╭──

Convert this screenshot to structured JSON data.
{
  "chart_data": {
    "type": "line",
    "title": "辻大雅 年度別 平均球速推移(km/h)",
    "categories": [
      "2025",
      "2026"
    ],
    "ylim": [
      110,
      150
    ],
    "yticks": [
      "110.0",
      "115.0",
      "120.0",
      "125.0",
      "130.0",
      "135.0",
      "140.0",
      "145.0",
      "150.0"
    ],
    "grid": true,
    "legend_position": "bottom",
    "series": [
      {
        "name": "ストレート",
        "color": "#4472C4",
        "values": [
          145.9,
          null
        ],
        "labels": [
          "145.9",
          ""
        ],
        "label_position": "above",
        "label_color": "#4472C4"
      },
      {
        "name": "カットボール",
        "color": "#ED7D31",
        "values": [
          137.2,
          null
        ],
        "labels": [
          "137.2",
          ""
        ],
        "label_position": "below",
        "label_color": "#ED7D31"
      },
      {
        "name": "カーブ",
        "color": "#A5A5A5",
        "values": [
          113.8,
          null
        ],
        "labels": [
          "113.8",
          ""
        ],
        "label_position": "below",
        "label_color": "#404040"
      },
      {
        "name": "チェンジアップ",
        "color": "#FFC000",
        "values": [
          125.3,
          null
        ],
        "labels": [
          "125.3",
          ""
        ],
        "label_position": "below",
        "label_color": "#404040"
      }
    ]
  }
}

╰──

→ **Problem description**: Can you reproduce all the material exactly?

→ **The reply**:
Convert this screenshot to structured JSON data.
{
  "chart_data": {
    "type": "line",
    "title": "辻大雅 年度別 平均球速推移(km/h)",
    "categories": [
      "2025",
      "2026"
    ],
    "ylim": [
      110,
      150
    ],
    "yticks": [
      "110.0",
      "115.0",
      "120.0",
      "125.0",
      "130.0",
      "135.0",
      "140.0",
      "145.0",
      "150.0"
    ],
    "grid": true,
    "legend_position": "bottom",
    "series": [
      {
        "name": "ストレート",
        "color": "#4472C4",
        "values": [
          145.9,
          null
        ],
        "labels": [
          "145.9",
          ""
        ],
        "label_position": "above",
        "label_color": "#4472C4"
      },
      {
        "name": "カットボール",
        "color": "#ED7D31",
        "values": [
          137.2,
          null
        ],
        "labels": [
          "137.2",
          ""
        ],
        "label_position": "below",
        "label_color": "#ED7D31"
      },
      {
        "name": "カーブ",
        "color": "#A5A5A5",
        "values": [
          113.8,
          null
        ],
        "labels": [
          "113.8",
          ""
        ],
        "label_position": "below",
        "label_color": "#404040"
      },
      {
        "name": "チェンジアップ",
        "color": "#FFC000",
        "values": [
          125.3,
          null
        ],
        "labels": [
          "125.3",
          ""
        ],
        "label_position": "below",
        "label_color": "#404040"
      }
    ]
  }
}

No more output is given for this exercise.